__Work required__: Every line that contains the word "price" should be copied.

— begin Exercise data —

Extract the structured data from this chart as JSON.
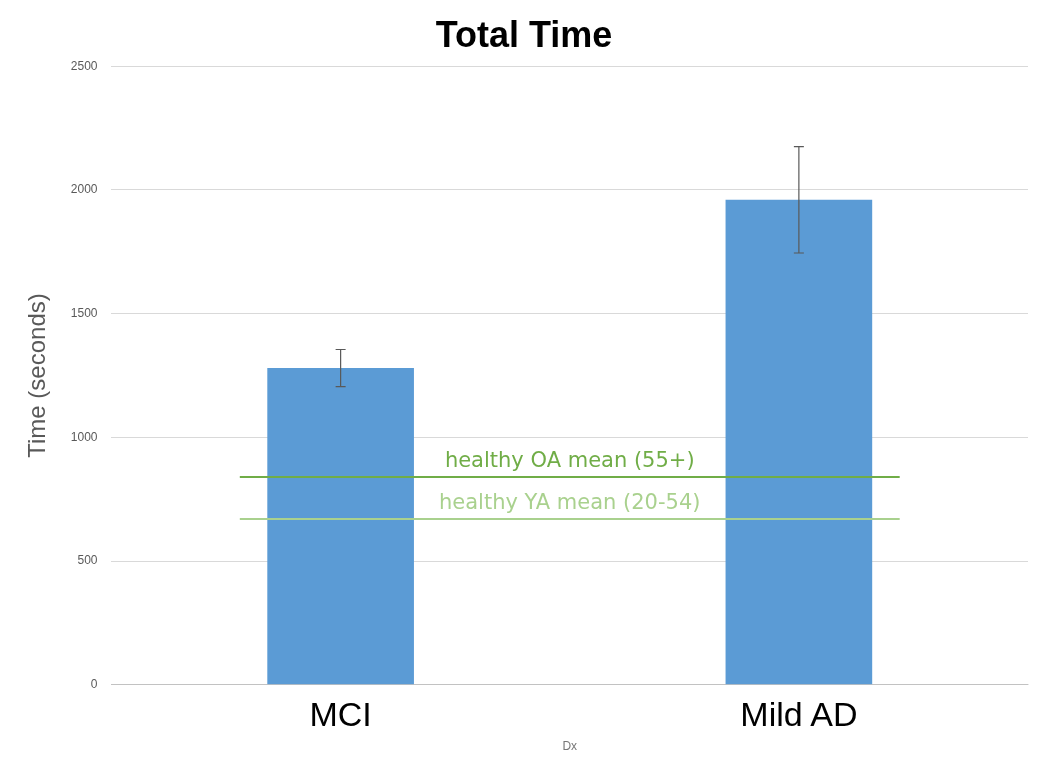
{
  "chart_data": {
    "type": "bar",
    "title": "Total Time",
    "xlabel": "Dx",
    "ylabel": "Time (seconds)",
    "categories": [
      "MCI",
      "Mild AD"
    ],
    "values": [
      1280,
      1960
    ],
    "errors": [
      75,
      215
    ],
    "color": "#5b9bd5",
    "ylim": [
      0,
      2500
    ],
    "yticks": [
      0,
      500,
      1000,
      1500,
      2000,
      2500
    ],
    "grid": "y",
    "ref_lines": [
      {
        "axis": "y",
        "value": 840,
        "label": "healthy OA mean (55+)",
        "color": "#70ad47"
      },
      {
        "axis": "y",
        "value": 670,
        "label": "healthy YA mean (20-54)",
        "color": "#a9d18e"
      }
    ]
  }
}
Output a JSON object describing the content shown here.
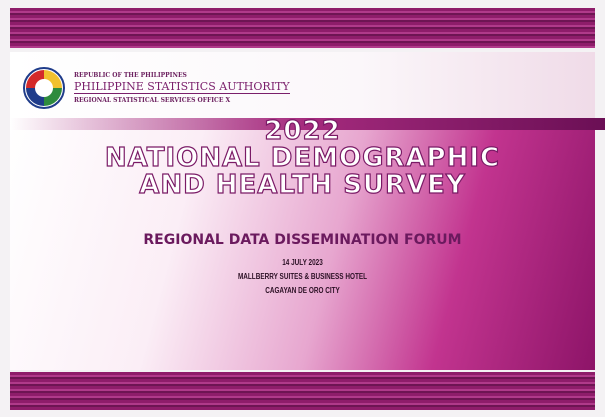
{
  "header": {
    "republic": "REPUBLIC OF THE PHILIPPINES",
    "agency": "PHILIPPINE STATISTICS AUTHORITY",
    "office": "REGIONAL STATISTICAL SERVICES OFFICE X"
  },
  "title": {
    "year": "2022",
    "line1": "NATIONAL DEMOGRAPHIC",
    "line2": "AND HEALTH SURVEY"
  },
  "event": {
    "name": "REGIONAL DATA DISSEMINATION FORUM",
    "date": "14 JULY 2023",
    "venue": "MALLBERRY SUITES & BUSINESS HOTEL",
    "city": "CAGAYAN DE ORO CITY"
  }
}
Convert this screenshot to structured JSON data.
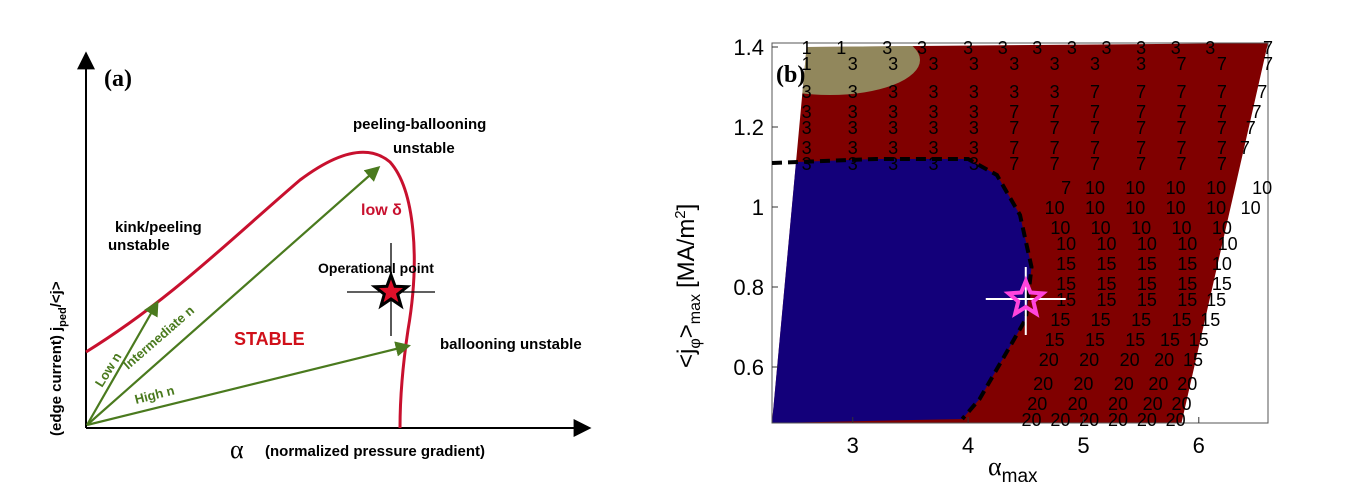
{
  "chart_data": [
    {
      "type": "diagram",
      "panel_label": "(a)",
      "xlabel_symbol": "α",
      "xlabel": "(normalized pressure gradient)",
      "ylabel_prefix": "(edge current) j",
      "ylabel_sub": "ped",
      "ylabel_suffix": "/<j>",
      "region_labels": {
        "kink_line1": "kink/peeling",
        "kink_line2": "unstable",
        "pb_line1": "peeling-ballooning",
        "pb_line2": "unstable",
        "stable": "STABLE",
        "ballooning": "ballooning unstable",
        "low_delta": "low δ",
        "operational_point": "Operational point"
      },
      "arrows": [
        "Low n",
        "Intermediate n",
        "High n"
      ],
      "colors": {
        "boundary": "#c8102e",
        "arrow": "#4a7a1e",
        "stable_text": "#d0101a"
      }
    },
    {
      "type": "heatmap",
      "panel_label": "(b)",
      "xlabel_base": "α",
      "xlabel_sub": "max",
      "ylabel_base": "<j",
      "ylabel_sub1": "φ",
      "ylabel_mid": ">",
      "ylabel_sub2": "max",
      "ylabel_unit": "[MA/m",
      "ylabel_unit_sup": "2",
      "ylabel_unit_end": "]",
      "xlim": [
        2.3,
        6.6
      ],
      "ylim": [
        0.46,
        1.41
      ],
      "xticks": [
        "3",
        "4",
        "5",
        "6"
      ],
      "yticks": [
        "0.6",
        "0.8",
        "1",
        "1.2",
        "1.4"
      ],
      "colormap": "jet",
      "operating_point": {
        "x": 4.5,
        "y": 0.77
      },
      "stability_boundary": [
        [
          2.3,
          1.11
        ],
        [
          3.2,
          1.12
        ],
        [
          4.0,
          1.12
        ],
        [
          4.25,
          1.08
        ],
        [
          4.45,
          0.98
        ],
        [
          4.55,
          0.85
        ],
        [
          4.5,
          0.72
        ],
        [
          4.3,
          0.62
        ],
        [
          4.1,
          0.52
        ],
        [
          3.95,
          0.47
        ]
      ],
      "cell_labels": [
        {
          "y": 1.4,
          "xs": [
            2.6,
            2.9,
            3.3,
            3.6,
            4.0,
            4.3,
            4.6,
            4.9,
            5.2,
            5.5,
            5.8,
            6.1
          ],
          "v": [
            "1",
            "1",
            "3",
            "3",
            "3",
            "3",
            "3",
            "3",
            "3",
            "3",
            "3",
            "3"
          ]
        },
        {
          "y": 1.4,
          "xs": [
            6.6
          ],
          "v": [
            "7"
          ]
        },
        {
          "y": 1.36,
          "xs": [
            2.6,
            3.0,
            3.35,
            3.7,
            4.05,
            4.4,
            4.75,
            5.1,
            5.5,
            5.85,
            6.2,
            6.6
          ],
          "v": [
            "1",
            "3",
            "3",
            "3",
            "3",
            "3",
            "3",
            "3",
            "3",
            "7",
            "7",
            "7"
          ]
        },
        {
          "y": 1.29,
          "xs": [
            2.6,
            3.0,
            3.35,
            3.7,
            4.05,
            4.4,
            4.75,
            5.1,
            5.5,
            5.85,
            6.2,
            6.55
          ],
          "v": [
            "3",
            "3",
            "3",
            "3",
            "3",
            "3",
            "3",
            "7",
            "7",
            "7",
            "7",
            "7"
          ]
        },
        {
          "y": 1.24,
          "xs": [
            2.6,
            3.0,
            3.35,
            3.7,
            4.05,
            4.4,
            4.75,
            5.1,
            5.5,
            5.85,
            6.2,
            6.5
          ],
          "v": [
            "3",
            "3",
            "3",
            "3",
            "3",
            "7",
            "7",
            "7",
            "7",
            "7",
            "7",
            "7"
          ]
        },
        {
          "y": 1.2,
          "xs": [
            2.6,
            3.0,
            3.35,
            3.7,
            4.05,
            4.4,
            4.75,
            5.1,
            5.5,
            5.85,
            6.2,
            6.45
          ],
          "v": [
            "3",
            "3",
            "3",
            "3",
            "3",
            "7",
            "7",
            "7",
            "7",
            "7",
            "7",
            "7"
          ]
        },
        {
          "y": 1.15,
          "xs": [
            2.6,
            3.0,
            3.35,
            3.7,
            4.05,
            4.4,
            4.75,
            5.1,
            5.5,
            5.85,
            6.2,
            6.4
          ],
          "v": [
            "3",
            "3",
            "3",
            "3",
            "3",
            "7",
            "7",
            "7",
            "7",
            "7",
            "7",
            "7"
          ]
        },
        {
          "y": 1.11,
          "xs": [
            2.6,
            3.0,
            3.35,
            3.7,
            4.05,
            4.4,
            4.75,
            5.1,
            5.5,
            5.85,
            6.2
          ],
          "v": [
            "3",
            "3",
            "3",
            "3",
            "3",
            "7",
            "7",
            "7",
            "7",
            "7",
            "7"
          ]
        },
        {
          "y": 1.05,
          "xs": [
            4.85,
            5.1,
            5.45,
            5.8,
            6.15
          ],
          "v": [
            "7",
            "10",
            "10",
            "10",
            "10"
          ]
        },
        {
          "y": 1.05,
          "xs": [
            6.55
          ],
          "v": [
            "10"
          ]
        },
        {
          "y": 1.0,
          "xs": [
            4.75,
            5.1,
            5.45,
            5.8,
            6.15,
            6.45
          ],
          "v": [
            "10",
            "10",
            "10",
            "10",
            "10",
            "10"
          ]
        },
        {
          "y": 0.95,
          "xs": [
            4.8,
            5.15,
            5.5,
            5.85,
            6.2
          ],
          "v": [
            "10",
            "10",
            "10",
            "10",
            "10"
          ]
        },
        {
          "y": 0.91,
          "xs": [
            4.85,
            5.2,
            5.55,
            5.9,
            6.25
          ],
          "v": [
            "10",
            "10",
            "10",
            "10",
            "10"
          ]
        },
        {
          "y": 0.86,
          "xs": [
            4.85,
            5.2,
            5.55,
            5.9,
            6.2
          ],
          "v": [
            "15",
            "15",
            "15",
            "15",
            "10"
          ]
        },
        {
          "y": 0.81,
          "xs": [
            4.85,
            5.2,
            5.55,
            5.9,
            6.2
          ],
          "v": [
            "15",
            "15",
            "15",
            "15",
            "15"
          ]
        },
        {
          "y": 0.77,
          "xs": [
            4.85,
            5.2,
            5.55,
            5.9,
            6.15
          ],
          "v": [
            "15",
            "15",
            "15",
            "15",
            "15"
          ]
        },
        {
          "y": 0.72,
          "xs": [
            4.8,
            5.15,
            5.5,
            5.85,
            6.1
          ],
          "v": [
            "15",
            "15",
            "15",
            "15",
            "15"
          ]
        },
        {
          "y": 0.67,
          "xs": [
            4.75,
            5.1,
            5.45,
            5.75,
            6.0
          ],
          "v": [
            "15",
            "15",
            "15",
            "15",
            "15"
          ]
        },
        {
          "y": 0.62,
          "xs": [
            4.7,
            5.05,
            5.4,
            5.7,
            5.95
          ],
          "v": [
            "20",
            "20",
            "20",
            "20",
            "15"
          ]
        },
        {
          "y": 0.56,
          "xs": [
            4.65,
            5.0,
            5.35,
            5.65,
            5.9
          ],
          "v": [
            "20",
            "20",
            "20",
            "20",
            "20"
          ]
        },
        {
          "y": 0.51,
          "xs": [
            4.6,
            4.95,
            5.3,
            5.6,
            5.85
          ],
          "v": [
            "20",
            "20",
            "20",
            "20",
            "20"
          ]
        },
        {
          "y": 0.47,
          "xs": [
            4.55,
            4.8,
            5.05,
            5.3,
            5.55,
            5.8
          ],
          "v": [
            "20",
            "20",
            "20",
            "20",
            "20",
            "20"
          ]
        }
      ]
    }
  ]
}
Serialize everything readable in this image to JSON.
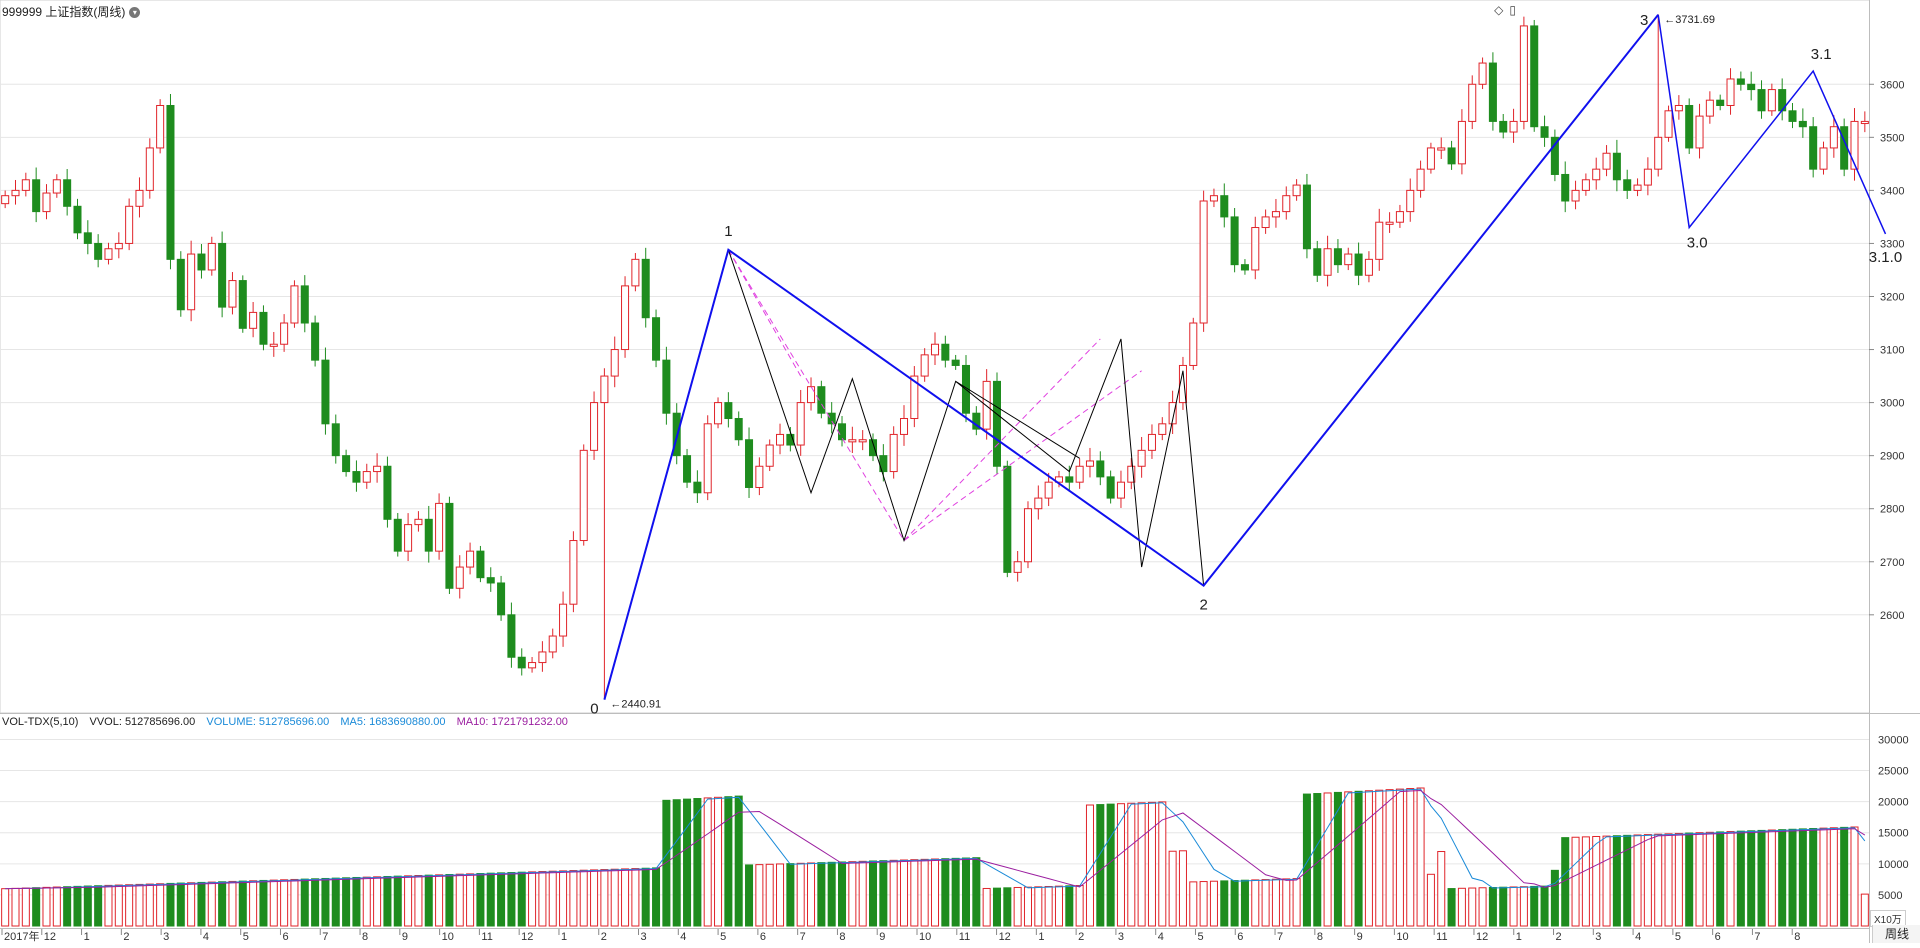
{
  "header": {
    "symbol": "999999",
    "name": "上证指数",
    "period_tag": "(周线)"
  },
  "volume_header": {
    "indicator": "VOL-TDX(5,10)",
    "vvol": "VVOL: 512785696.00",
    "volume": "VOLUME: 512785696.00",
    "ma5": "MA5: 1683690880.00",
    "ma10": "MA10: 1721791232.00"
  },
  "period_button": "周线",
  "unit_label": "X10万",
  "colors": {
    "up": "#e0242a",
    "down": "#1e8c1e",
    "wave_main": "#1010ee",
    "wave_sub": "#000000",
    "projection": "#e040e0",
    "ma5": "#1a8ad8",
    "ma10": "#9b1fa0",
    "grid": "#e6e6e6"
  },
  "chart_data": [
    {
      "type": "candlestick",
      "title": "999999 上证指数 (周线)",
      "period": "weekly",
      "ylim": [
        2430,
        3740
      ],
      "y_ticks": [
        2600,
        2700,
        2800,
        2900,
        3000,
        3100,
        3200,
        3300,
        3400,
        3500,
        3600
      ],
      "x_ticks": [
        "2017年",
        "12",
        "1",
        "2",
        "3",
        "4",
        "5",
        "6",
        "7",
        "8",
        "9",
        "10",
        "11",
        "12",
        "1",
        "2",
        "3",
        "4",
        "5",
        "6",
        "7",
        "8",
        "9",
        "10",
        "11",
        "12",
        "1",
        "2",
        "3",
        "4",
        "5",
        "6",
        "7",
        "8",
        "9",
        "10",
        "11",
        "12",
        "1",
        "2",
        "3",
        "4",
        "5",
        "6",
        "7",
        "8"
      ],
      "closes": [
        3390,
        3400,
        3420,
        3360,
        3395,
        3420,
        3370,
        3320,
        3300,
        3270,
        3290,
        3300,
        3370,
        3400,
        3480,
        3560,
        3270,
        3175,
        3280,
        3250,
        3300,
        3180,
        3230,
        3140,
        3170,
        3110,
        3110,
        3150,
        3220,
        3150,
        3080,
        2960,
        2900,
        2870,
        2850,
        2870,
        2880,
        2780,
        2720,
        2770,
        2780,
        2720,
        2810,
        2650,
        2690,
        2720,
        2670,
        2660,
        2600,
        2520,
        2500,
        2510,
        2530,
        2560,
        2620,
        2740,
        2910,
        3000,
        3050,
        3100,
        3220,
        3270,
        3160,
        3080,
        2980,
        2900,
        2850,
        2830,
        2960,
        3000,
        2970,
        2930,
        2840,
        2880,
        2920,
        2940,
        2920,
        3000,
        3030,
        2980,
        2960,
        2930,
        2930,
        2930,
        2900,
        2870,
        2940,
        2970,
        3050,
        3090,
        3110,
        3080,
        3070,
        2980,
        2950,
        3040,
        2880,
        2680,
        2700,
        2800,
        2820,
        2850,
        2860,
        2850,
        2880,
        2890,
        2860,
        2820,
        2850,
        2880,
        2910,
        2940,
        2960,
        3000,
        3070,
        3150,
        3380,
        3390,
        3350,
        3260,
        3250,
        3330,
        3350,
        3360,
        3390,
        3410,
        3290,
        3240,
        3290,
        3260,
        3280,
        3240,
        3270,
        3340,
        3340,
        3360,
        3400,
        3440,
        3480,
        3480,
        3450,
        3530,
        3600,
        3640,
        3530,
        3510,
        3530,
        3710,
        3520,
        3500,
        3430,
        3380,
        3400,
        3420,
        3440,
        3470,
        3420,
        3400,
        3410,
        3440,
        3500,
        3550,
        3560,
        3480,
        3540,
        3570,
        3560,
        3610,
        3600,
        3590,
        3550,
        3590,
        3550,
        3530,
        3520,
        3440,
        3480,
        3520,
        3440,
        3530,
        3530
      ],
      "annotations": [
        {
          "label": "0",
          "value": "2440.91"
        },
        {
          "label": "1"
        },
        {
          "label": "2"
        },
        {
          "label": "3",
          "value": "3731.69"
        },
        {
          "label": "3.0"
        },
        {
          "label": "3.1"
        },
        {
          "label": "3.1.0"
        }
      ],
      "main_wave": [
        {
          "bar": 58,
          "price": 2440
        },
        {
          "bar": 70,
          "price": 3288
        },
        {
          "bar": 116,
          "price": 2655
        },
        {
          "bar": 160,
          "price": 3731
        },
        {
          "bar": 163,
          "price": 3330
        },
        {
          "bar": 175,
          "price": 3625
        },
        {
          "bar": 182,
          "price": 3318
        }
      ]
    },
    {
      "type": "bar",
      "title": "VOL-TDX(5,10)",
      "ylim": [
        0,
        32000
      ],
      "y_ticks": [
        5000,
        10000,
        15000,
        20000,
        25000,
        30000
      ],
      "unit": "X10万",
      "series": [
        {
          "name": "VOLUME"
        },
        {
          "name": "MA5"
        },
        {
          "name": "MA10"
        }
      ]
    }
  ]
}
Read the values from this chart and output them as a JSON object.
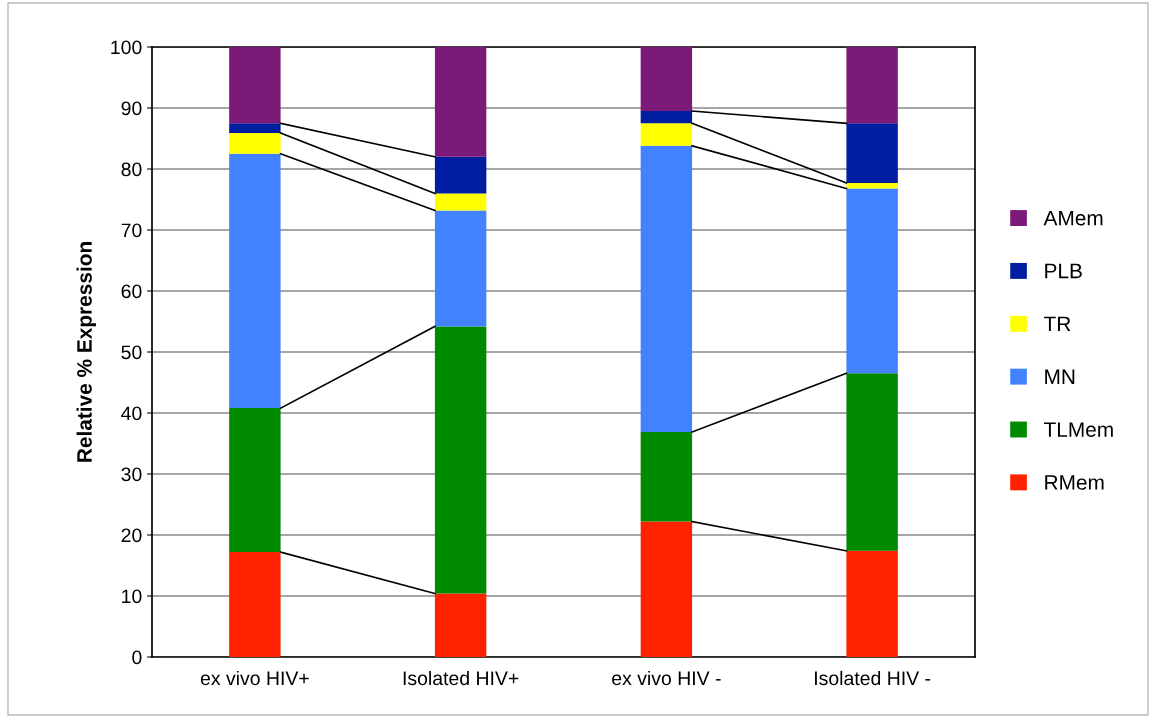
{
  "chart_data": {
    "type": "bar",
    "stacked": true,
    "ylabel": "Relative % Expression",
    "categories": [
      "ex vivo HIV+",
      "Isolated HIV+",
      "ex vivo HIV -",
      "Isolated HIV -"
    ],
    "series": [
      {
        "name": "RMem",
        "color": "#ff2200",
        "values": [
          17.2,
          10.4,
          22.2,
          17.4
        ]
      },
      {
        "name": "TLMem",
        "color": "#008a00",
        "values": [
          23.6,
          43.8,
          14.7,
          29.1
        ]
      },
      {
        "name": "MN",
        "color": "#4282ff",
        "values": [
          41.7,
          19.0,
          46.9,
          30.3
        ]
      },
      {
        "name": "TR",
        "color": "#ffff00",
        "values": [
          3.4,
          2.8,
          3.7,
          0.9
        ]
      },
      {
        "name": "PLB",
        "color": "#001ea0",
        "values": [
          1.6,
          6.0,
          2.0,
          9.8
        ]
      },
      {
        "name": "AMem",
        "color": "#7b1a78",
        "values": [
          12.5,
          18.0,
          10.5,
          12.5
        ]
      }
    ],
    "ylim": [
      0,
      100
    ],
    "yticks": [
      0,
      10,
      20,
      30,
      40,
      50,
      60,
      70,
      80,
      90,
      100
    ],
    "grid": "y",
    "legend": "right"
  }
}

— end Exercise data —

__Reply to the exercise__:
          "price": 2440
          "price": 3288
          "price": 2655
          "price": 3731
          "price": 3330
          "price": 3625
          "price": 3318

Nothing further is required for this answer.